- CHALLENGE:
Scan the listing below for the word "settings" and state how many lines hold it. Write nothing but the number.

- PROVIDED RECORDS:

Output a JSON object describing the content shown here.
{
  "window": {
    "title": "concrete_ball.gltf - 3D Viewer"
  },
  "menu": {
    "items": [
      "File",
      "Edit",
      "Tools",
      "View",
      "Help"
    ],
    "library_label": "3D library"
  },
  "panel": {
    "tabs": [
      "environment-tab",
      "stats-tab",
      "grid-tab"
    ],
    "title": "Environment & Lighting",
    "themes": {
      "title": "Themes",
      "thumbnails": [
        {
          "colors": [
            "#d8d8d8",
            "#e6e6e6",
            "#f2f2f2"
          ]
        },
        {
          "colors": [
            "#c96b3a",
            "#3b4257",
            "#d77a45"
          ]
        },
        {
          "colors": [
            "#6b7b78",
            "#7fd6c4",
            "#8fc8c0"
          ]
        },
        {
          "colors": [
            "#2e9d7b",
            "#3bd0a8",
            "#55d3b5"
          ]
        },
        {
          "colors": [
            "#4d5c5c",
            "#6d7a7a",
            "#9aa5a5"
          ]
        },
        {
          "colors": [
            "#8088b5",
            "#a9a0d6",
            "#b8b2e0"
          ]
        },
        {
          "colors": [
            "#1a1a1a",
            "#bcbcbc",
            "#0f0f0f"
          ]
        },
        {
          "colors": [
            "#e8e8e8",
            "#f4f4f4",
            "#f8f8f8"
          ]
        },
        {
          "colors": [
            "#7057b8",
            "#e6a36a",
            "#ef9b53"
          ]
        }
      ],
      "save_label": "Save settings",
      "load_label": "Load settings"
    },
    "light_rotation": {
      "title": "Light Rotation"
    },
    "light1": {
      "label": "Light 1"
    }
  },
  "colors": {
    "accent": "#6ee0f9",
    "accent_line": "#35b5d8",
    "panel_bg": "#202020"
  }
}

- COMPLETE ANSWER:
2